Entries with figure data:
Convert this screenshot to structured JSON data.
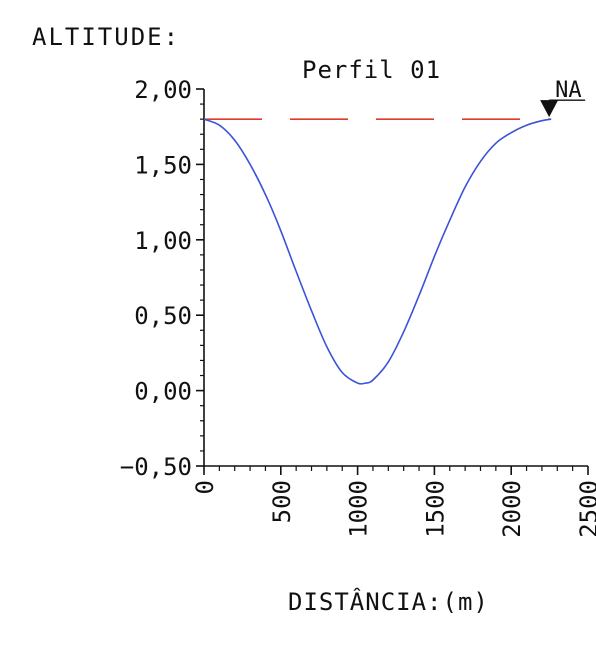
{
  "chart_data": {
    "type": "line",
    "title": "Perfil 01",
    "ylabel": "ALTITUDE:",
    "xlabel": "DISTÂNCIA:(m)",
    "water_level_label": "NA",
    "water_level": 1.8,
    "xlim": [
      0,
      2500
    ],
    "ylim": [
      -0.5,
      2.0
    ],
    "x_ticks": [
      0,
      500,
      1000,
      1500,
      2000,
      2500
    ],
    "x_tick_labels": [
      "0",
      "500",
      "1000",
      "1500",
      "2000",
      "2500"
    ],
    "y_ticks": [
      2.0,
      1.5,
      1.0,
      0.5,
      0.0,
      -0.5
    ],
    "y_tick_labels": [
      "2,00",
      "1,50",
      "1,00",
      "0,50",
      "0,00",
      "−0,50"
    ],
    "grid": false,
    "series": [
      {
        "color": "#3b53d6",
        "x": [
          0,
          100,
          200,
          300,
          400,
          500,
          600,
          700,
          800,
          900,
          1000,
          1050,
          1100,
          1200,
          1300,
          1400,
          1500,
          1600,
          1700,
          1800,
          1900,
          2000,
          2100,
          2200,
          2260
        ],
        "y": [
          1.8,
          1.76,
          1.66,
          1.5,
          1.3,
          1.06,
          0.79,
          0.53,
          0.29,
          0.12,
          0.05,
          0.05,
          0.07,
          0.19,
          0.39,
          0.63,
          0.89,
          1.13,
          1.35,
          1.52,
          1.64,
          1.71,
          1.76,
          1.79,
          1.8
        ]
      }
    ],
    "water_line_color": "#e03b2a"
  }
}
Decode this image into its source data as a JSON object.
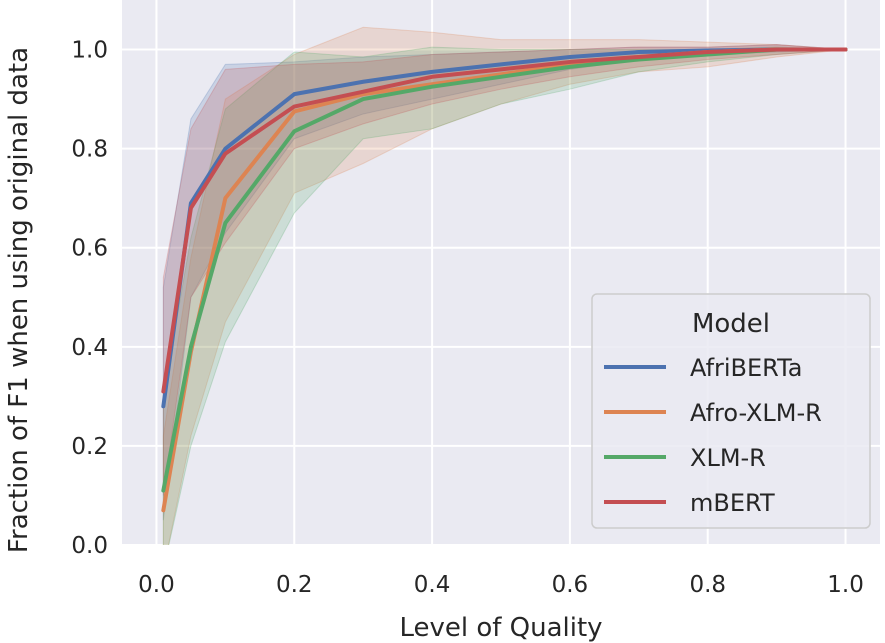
{
  "chart_data": {
    "type": "line",
    "title": "",
    "xlabel": "Level of Quality",
    "ylabel": "Fraction of F1 when using original data",
    "xlim": [
      -0.05,
      1.05
    ],
    "ylim": [
      0.0,
      1.1
    ],
    "xticks": [
      0.0,
      0.2,
      0.4,
      0.6,
      0.8,
      1.0
    ],
    "xtick_labels": [
      "0.0",
      "0.2",
      "0.4",
      "0.6",
      "0.8",
      "1.0"
    ],
    "yticks": [
      0.0,
      0.2,
      0.4,
      0.6,
      0.8,
      1.0
    ],
    "ytick_labels": [
      "0.0",
      "0.2",
      "0.4",
      "0.6",
      "0.8",
      "1.0"
    ],
    "grid": true,
    "legend": {
      "title": "Model",
      "position": "lower-right"
    },
    "x": [
      0.01,
      0.05,
      0.1,
      0.2,
      0.3,
      0.4,
      0.5,
      0.6,
      0.7,
      0.8,
      0.9,
      1.0
    ],
    "series": [
      {
        "name": "AfriBERTa",
        "color": "#4c72b0",
        "values": [
          0.28,
          0.69,
          0.8,
          0.91,
          0.935,
          0.955,
          0.97,
          0.985,
          0.995,
          0.998,
          1.0,
          1.0
        ],
        "lower": [
          0.05,
          0.5,
          0.63,
          0.82,
          0.87,
          0.9,
          0.93,
          0.96,
          0.98,
          0.99,
          0.995,
          1.0
        ],
        "upper": [
          0.52,
          0.86,
          0.97,
          0.975,
          0.985,
          0.99,
          0.995,
          1.0,
          1.005,
          1.005,
          1.01,
          1.0
        ]
      },
      {
        "name": "Afro-XLM-R",
        "color": "#dd8452",
        "values": [
          0.07,
          0.39,
          0.7,
          0.875,
          0.91,
          0.93,
          0.95,
          0.97,
          0.985,
          0.995,
          1.0,
          1.0
        ],
        "lower": [
          -0.05,
          0.22,
          0.45,
          0.71,
          0.77,
          0.84,
          0.89,
          0.93,
          0.955,
          0.965,
          0.985,
          1.0
        ],
        "upper": [
          0.22,
          0.58,
          0.9,
          0.99,
          1.045,
          1.035,
          1.02,
          1.02,
          1.02,
          1.015,
          1.01,
          1.0
        ]
      },
      {
        "name": "XLM-R",
        "color": "#55a868",
        "values": [
          0.11,
          0.4,
          0.65,
          0.835,
          0.9,
          0.925,
          0.945,
          0.965,
          0.98,
          0.99,
          1.0,
          1.0
        ],
        "lower": [
          -0.05,
          0.2,
          0.41,
          0.67,
          0.82,
          0.84,
          0.89,
          0.92,
          0.955,
          0.975,
          0.99,
          1.0
        ],
        "upper": [
          0.3,
          0.62,
          0.88,
          0.995,
          0.985,
          1.005,
          1.0,
          1.0,
          1.0,
          1.0,
          1.005,
          1.0
        ]
      },
      {
        "name": "mBERT",
        "color": "#c44e52",
        "values": [
          0.31,
          0.68,
          0.79,
          0.885,
          0.915,
          0.945,
          0.96,
          0.975,
          0.985,
          0.995,
          1.0,
          1.0
        ],
        "lower": [
          0.1,
          0.5,
          0.61,
          0.8,
          0.85,
          0.89,
          0.92,
          0.945,
          0.965,
          0.98,
          0.99,
          1.0
        ],
        "upper": [
          0.54,
          0.84,
          0.96,
          0.97,
          0.975,
          0.99,
          0.995,
          1.0,
          1.005,
          1.005,
          1.01,
          1.0
        ]
      }
    ]
  }
}
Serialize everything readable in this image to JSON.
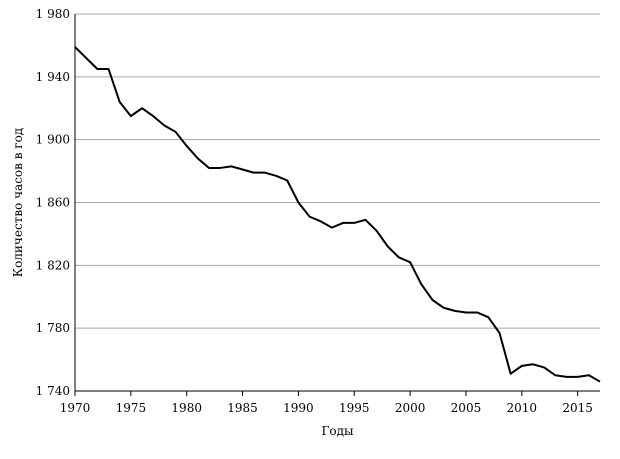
{
  "chart_data": {
    "type": "line",
    "title": "",
    "xlabel": "Годы",
    "ylabel": "Количество часов в год",
    "xlim": [
      1970,
      2017
    ],
    "ylim": [
      1740,
      1980
    ],
    "grid": "horizontal",
    "legend": "none",
    "line_color": "#000000",
    "grid_color": "#a6a6a6",
    "x_ticks": [
      1970,
      1975,
      1980,
      1985,
      1990,
      1995,
      2000,
      2005,
      2010,
      2015
    ],
    "y_ticks": [
      1740,
      1780,
      1820,
      1860,
      1900,
      1940,
      1980
    ],
    "y_tick_labels": [
      "1 740",
      "1 780",
      "1 820",
      "1 860",
      "1 900",
      "1 940",
      "1 980"
    ],
    "series": [
      {
        "x": [
          1970,
          1971,
          1972,
          1973,
          1974,
          1975,
          1976,
          1977,
          1978,
          1979,
          1980,
          1981,
          1982,
          1983,
          1984,
          1985,
          1986,
          1987,
          1988,
          1989,
          1990,
          1991,
          1992,
          1993,
          1994,
          1995,
          1996,
          1997,
          1998,
          1999,
          2000,
          2001,
          2002,
          2003,
          2004,
          2005,
          2006,
          2007,
          2008,
          2009,
          2010,
          2011,
          2012,
          2013,
          2014,
          2015,
          2016,
          2017
        ],
        "values": [
          1959,
          1952,
          1945,
          1945,
          1924,
          1915,
          1920,
          1915,
          1909,
          1905,
          1896,
          1888,
          1882,
          1882,
          1883,
          1881,
          1879,
          1879,
          1877,
          1874,
          1860,
          1851,
          1848,
          1844,
          1847,
          1847,
          1849,
          1842,
          1832,
          1825,
          1822,
          1808,
          1798,
          1793,
          1791,
          1790,
          1790,
          1787,
          1777,
          1751,
          1756,
          1757,
          1755,
          1750,
          1749,
          1749,
          1750,
          1746
        ]
      }
    ]
  }
}
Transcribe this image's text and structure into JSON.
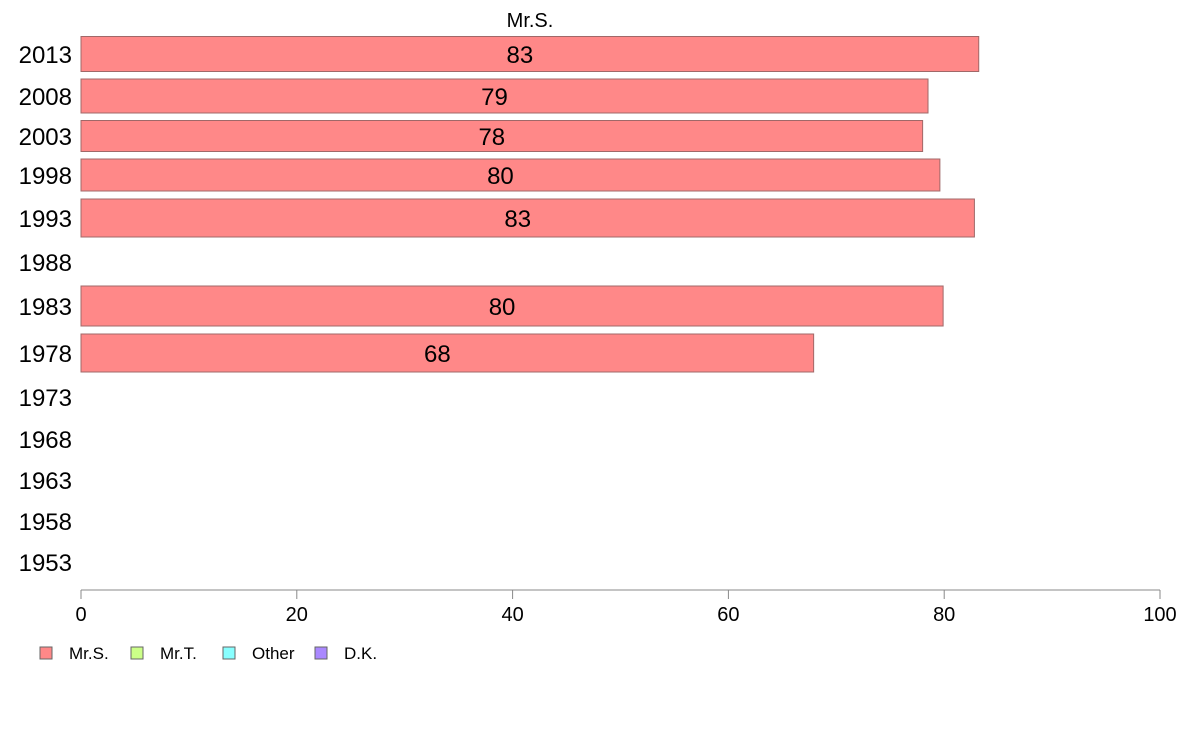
{
  "chart_data": {
    "type": "bar",
    "orientation": "horizontal",
    "title": "Mr.S.",
    "xlabel": "",
    "ylabel": "",
    "xlim": [
      0,
      100
    ],
    "x_ticks": [
      0,
      20,
      40,
      60,
      80,
      100
    ],
    "grid": false,
    "legend_position": "bottom-left",
    "categories": [
      "2013",
      "2008",
      "2003",
      "1998",
      "1993",
      "1988",
      "1983",
      "1978",
      "1973",
      "1968",
      "1963",
      "1958",
      "1953"
    ],
    "series": [
      {
        "name": "Mr.S.",
        "color": "#ff8888",
        "values": [
          83.2,
          78.5,
          78.0,
          79.6,
          82.8,
          null,
          79.9,
          67.9,
          null,
          null,
          null,
          null,
          null
        ],
        "labels": [
          "83",
          "79",
          "78",
          "80",
          "83",
          "",
          "80",
          "68",
          "",
          "",
          "",
          "",
          ""
        ]
      }
    ],
    "legend": [
      {
        "name": "Mr.S.",
        "color": "#ff8888"
      },
      {
        "name": "Mr.T.",
        "color": "#ccff88"
      },
      {
        "name": "Other",
        "color": "#88ffff"
      },
      {
        "name": "D.K.",
        "color": "#aa88ff"
      }
    ]
  }
}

GIVEN EXERCISE: Output only these lines, word for word: the line containing "Transcribe this image's" and every line after it through the last line of the data. Omit the pictures.

RESULT:
Transcribe this image's text and structure into JSON.
{
  "chart_data": {
    "type": "bar",
    "orientation": "horizontal",
    "title": "Mr.S.",
    "xlabel": "",
    "ylabel": "",
    "xlim": [
      0,
      100
    ],
    "x_ticks": [
      0,
      20,
      40,
      60,
      80,
      100
    ],
    "grid": false,
    "legend_position": "bottom-left",
    "categories": [
      "2013",
      "2008",
      "2003",
      "1998",
      "1993",
      "1988",
      "1983",
      "1978",
      "1973",
      "1968",
      "1963",
      "1958",
      "1953"
    ],
    "series": [
      {
        "name": "Mr.S.",
        "color": "#ff8888",
        "values": [
          83.2,
          78.5,
          78.0,
          79.6,
          82.8,
          null,
          79.9,
          67.9,
          null,
          null,
          null,
          null,
          null
        ],
        "labels": [
          "83",
          "79",
          "78",
          "80",
          "83",
          "",
          "80",
          "68",
          "",
          "",
          "",
          "",
          ""
        ]
      }
    ],
    "legend": [
      {
        "name": "Mr.S.",
        "color": "#ff8888"
      },
      {
        "name": "Mr.T.",
        "color": "#ccff88"
      },
      {
        "name": "Other",
        "color": "#88ffff"
      },
      {
        "name": "D.K.",
        "color": "#aa88ff"
      }
    ]
  }
}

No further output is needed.